— begin Extract provided —

Robert Frost has entertained many with his vivid portrayals of life. Frost never attended school until his family moved to New Hampshire where at age ten, he entered Lawrence High School, and would later leave as the head of his class. Frost’s legacy began in 1912 when he moved to England to devote his life to writing, and his first book was published. “Mending Wall” comes from his second book North of Boston. ““Mending Wall” is different from the other poems in North of Boston because it is opposed to visions of human existence and focuses on the psychological necessities of sustaining fictions”(Lentricchia). “Mending Wall” is one of Robert Frost’s greatest poems and has inspired many people with its views on personal boundaries and a profound togetherness.

— end Extract provided —

▶ [Problem A]: Summarize the passage about Robert Frost in two sentences.

— begin Exercise inputs —

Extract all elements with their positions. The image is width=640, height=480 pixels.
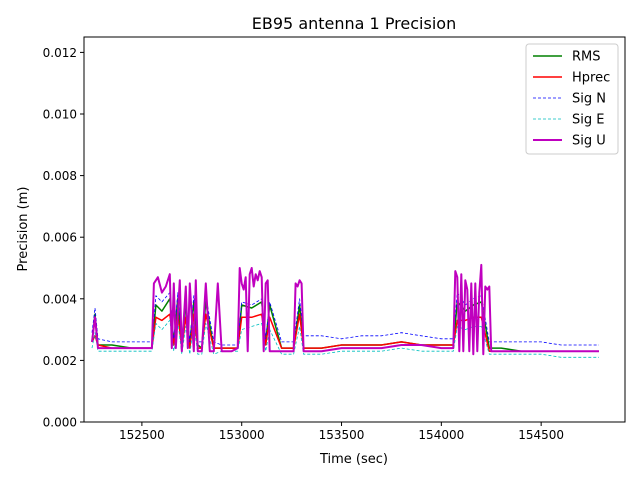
y-tick-label: 0.008 xyxy=(43,169,77,183)
x-tick-label: 152500 xyxy=(119,428,165,442)
series-group xyxy=(91,263,599,358)
legend-label-hprec: Hprec xyxy=(572,71,610,86)
y-tick-label: 0.006 xyxy=(43,231,77,245)
legend-label-sig-e: Sig E xyxy=(572,113,604,128)
x-tick-label: 153000 xyxy=(219,428,265,442)
legend-label-sig-u: Sig U xyxy=(572,134,606,149)
legend-label-rms: RMS xyxy=(572,50,601,65)
y-tick-label: 0.000 xyxy=(43,416,77,430)
y-axis-label: Precision (m) xyxy=(16,187,31,272)
x-axis: 152500 153000 153500 154000 154500 xyxy=(119,422,564,442)
plot-frame xyxy=(83,36,626,423)
y-tick-label: 0.004 xyxy=(43,292,77,306)
y-tick-label: 0.010 xyxy=(43,108,77,122)
x-tick-label: 154000 xyxy=(418,428,464,442)
y-axis: 0.000 0.002 0.004 0.006 0.008 0.010 0.012 xyxy=(43,46,84,430)
x-tick-label: 154500 xyxy=(518,428,564,442)
legend-box xyxy=(525,43,619,155)
y-tick-label: 0.012 xyxy=(43,46,77,60)
y-tick-label: 0.002 xyxy=(43,354,77,368)
chart-title: EB95 antenna 1 Precision xyxy=(252,14,456,33)
legend-label-sig-n: Sig N xyxy=(572,92,606,107)
x-tick-label: 153500 xyxy=(319,428,365,442)
series-line-sig-u xyxy=(91,263,599,356)
series-line-hprec xyxy=(91,313,599,352)
x-axis-label: Time (sec) xyxy=(319,452,388,467)
series-line-sig-e xyxy=(91,319,599,358)
legend: RMS Hprec Sig N Sig E Sig U xyxy=(525,43,619,155)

— end Exercise inputs —

▶ [Problem B]: Quote verbatim the lines of the records that begin at the line containing "y-tick-label: 0.008 xyxy=(43,169,77,183)" and stop after the line containing "legend-label-sig-e: Sig E".

▶ [Correct result A]: Frost did not attend school until his family moved to New Hampshire, where he entered Lawrence High School at age ten and later left as the head of his class, and his legacy began in 1912 when he moved to England to devote his life to writing and published his first book. "Mending Wall," from his second book North of Boston, is called one of his greatest poems and has inspired many people with its views on personal boundaries and a profound togetherness.

▶ [Correct result B]:
y-tick-label: 0.008 xyxy=(43,169,77,183)
x-tick-label: 152500 xyxy=(119,428,165,442)
series-group xyxy=(91,263,599,358)
legend-label-hprec: Hprec xyxy=(572,71,610,86)
y-tick-label: 0.006 xyxy=(43,231,77,245)
legend-label-sig-e: Sig E xyxy=(572,113,604,128)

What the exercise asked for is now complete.